The listing below must be repeated word for word, with its images excluded.

==================================================

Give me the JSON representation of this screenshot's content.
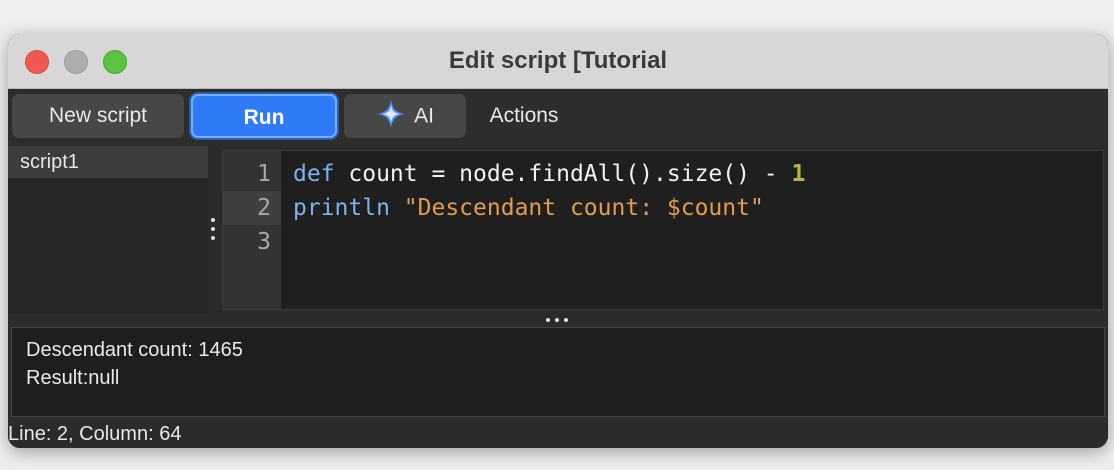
{
  "window": {
    "title": "Edit script [Tutorial"
  },
  "toolbar": {
    "new_script_label": "New script",
    "run_label": "Run",
    "ai_label": "AI",
    "actions_label": "Actions"
  },
  "sidebar": {
    "items": [
      {
        "label": "script1",
        "selected": true
      }
    ]
  },
  "editor": {
    "line_numbers": [
      "1",
      "2",
      "3"
    ],
    "current_line": 2,
    "lines": [
      {
        "tokens": [
          {
            "text": "def",
            "kind": "keyword"
          },
          {
            "text": " count = node.findAll().size() - ",
            "kind": "plain"
          },
          {
            "text": "1",
            "kind": "number"
          }
        ]
      },
      {
        "tokens": [
          {
            "text": "println",
            "kind": "keyword"
          },
          {
            "text": " ",
            "kind": "plain"
          },
          {
            "text": "\"Descendant count: $count\"",
            "kind": "string"
          }
        ]
      },
      {
        "tokens": []
      }
    ]
  },
  "output": {
    "lines": [
      "Descendant count: 1465",
      "Result:null"
    ]
  },
  "status": {
    "text": "Line: 2, Column: 64"
  },
  "colors": {
    "run_button": "#2f7bf6",
    "keyword": "#7cb2f0",
    "string": "#e59a52",
    "number": "#b5b54a",
    "ai_icon": "#4f8ff7"
  },
  "icons": {
    "ai": "sparkle-icon"
  }
}
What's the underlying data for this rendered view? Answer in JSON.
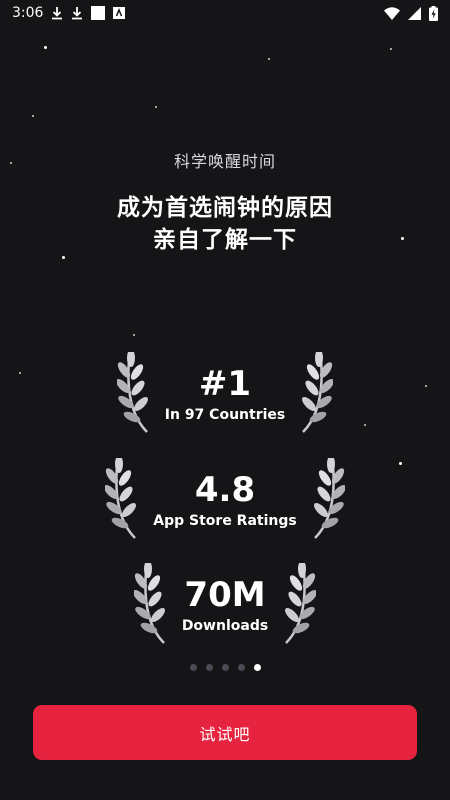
{
  "status_bar": {
    "time": "3:06"
  },
  "intro": {
    "subtitle": "科学唤醒时间",
    "headline_line1": "成为首选闹钟的原因",
    "headline_line2": "亲自了解一下"
  },
  "awards": [
    {
      "value": "#1",
      "label": "In 97 Countries"
    },
    {
      "value": "4.8",
      "label": "App Store Ratings"
    },
    {
      "value": "70M",
      "label": "Downloads"
    }
  ],
  "pagination": {
    "total": 5,
    "active_index": 4
  },
  "cta": {
    "label": "试试吧"
  },
  "colors": {
    "background": "#151518",
    "accent": "#e7243f"
  }
}
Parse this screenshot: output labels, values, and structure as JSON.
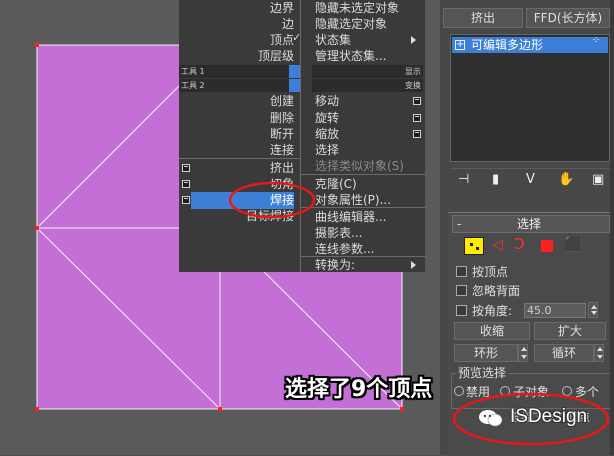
{
  "quad_menu": {
    "left_top_items": [
      {
        "label": "边界",
        "checked": false
      },
      {
        "label": "边",
        "checked": false
      },
      {
        "label": "顶点",
        "checked": true
      },
      {
        "label": "顶层级",
        "checked": false
      }
    ],
    "right_top_items": [
      {
        "label": "隐藏未选定对象"
      },
      {
        "label": "隐藏选定对象"
      },
      {
        "label": "状态集",
        "submenu": true
      },
      {
        "label": "管理状态集..."
      }
    ],
    "header_tools1_left": "工具 1",
    "header_tools1_right": "显示",
    "header_tools2_left": "工具 2",
    "header_tools2_right": "变换",
    "left_bottom_items": [
      {
        "label": "创建",
        "box": false
      },
      {
        "label": "删除",
        "box": false
      },
      {
        "label": "断开",
        "box": false
      },
      {
        "label": "连接",
        "box": false
      },
      {
        "label": "挤出",
        "box": true
      },
      {
        "label": "切角",
        "box": true
      },
      {
        "label": "焊接",
        "box": true,
        "highlighted": true
      },
      {
        "label": "目标焊接",
        "box": false
      }
    ],
    "right_bottom_items": [
      {
        "label": "移动",
        "box": true,
        "disabled": false
      },
      {
        "label": "旋转",
        "box": true,
        "disabled": false
      },
      {
        "label": "缩放",
        "box": true,
        "disabled": false
      },
      {
        "label": "选择",
        "box": false,
        "disabled": false
      },
      {
        "label": "选择类似对象(S)",
        "box": false,
        "disabled": true
      },
      {
        "label": "克隆(C)",
        "box": false,
        "disabled": false
      },
      {
        "label": "对象属性(P)...",
        "box": false,
        "disabled": false
      },
      {
        "label": "曲线编辑器...",
        "box": false,
        "disabled": false
      },
      {
        "label": "摄影表...",
        "box": false,
        "disabled": false
      },
      {
        "label": "连线参数...",
        "box": false,
        "disabled": false
      },
      {
        "label": "转换为:",
        "submenu": true,
        "disabled": false
      }
    ]
  },
  "modifier_panel": {
    "button_extrude": "挤出",
    "button_ffd": "FFD(长方体)",
    "stack_item": "可编辑多边形"
  },
  "selection_rollout": {
    "title": "选择",
    "minus_sign": "-",
    "by_vertex": "按顶点",
    "ignore_backfacing": "忽略背面",
    "by_angle": "按角度:",
    "angle_value": "45.0",
    "shrink": "收缩",
    "grow": "扩大",
    "ring": "环形",
    "loop": "循环",
    "preview_selection": "预览选择",
    "preview_disabled": "禁用",
    "preview_subobject": "子对象",
    "preview_multi": "多个",
    "selected_status": "选择了 9 个顶点"
  },
  "annotation": {
    "text": "选择了9个顶点",
    "watermark": "ISDesign"
  },
  "colors": {
    "mesh_fill": "#c46fd6",
    "highlight": "#3c7fd6",
    "annotation_red": "#e81818",
    "selection_yellow": "#ffea00"
  }
}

==================================================

→ **WRITTEN RESPONSE**
Give me the JSON representation of this screenshot's content.
{
  "window": {
    "title": "Edit script [Tutorial"
  },
  "toolbar": {
    "new_script_label": "New script",
    "run_label": "Run",
    "ai_label": "AI",
    "actions_label": "Actions"
  },
  "sidebar": {
    "items": [
      {
        "label": "script1",
        "selected": true
      }
    ]
  },
  "editor": {
    "line_numbers": [
      "1",
      "2",
      "3"
    ],
    "current_line": 2,
    "lines": [
      {
        "tokens": [
          {
            "text": "def",
            "kind": "keyword"
          },
          {
            "text": " count = node.findAll().size() - ",
            "kind": "plain"
          },
          {
            "text": "1",
            "kind": "number"
          }
        ]
      },
      {
        "tokens": [
          {
            "text": "println",
            "kind": "keyword"
          },
          {
            "text": " ",
            "kind": "plain"
          },
          {
            "text": "\"Descendant count: $count\"",
            "kind": "string"
          }
        ]
      },
      {
        "tokens": []
      }
    ]
  },
  "output": {
    "lines": [
      "Descendant count: 1465",
      "Result:null"
    ]
  },
  "status": {
    "text": "Line: 2, Column: 64"
  },
  "colors": {
    "run_button": "#2f7bf6",
    "keyword": "#7cb2f0",
    "string": "#e59a52",
    "number": "#b5b54a",
    "ai_icon": "#4f8ff7"
  },
  "icons": {
    "ai": "sparkle-icon"
  }
}
What's the underlying data for this rendered view? Answer in JSON.
{
  "status_bar": {
    "time": "3:06"
  },
  "intro": {
    "subtitle": "科学唤醒时间",
    "headline_line1": "成为首选闹钟的原因",
    "headline_line2": "亲自了解一下"
  },
  "awards": [
    {
      "value": "#1",
      "label": "In 97 Countries"
    },
    {
      "value": "4.8",
      "label": "App Store Ratings"
    },
    {
      "value": "70M",
      "label": "Downloads"
    }
  ],
  "pagination": {
    "total": 5,
    "active_index": 4
  },
  "cta": {
    "label": "试试吧"
  },
  "colors": {
    "background": "#151518",
    "accent": "#e7243f"
  }
}
Parse this screenshot: output labels, values, and structure as JSON.
{
  "quad_menu": {
    "left_top_items": [
      {
        "label": "边界",
        "checked": false
      },
      {
        "label": "边",
        "checked": false
      },
      {
        "label": "顶点",
        "checked": true
      },
      {
        "label": "顶层级",
        "checked": false
      }
    ],
    "right_top_items": [
      {
        "label": "隐藏未选定对象"
      },
      {
        "label": "隐藏选定对象"
      },
      {
        "label": "状态集",
        "submenu": true
      },
      {
        "label": "管理状态集..."
      }
    ],
    "header_tools1_left": "工具 1",
    "header_tools1_right": "显示",
    "header_tools2_left": "工具 2",
    "header_tools2_right": "变换",
    "left_bottom_items": [
      {
        "label": "创建",
        "box": false
      },
      {
        "label": "删除",
        "box": false
      },
      {
        "label": "断开",
        "box": false
      },
      {
        "label": "连接",
        "box": false
      },
      {
        "label": "挤出",
        "box": true
      },
      {
        "label": "切角",
        "box": true
      },
      {
        "label": "焊接",
        "box": true,
        "highlighted": true
      },
      {
        "label": "目标焊接",
        "box": false
      }
    ],
    "right_bottom_items": [
      {
        "label": "移动",
        "box": true,
        "disabled": false
      },
      {
        "label": "旋转",
        "box": true,
        "disabled": false
      },
      {
        "label": "缩放",
        "box": true,
        "disabled": false
      },
      {
        "label": "选择",
        "box": false,
        "disabled": false
      },
      {
        "label": "选择类似对象(S)",
        "box": false,
        "disabled": true
      },
      {
        "label": "克隆(C)",
        "box": false,
        "disabled": false
      },
      {
        "label": "对象属性(P)...",
        "box": false,
        "disabled": false
      },
      {
        "label": "曲线编辑器...",
        "box": false,
        "disabled": false
      },
      {
        "label": "摄影表...",
        "box": false,
        "disabled": false
      },
      {
        "label": "连线参数...",
        "box": false,
        "disabled": false
      },
      {
        "label": "转换为:",
        "submenu": true,
        "disabled": false
      }
    ]
  },
  "modifier_panel": {
    "button_extrude": "挤出",
    "button_ffd": "FFD(长方体)",
    "stack_item": "可编辑多边形"
  },
  "selection_rollout": {
    "title": "选择",
    "minus_sign": "-",
    "by_vertex": "按顶点",
    "ignore_backfacing": "忽略背面",
    "by_angle": "按角度:",
    "angle_value": "45.0",
    "shrink": "收缩",
    "grow": "扩大",
    "ring": "环形",
    "loop": "循环",
    "preview_selection": "预览选择",
    "preview_disabled": "禁用",
    "preview_subobject": "子对象",
    "preview_multi": "多个",
    "selected_status": "选择了 9 个顶点"
  },
  "annotation": {
    "text": "选择了9个顶点",
    "watermark": "ISDesign"
  },
  "colors": {
    "mesh_fill": "#c46fd6",
    "highlight": "#3c7fd6",
    "annotation_red": "#e81818",
    "selection_yellow": "#ffea00"
  }
}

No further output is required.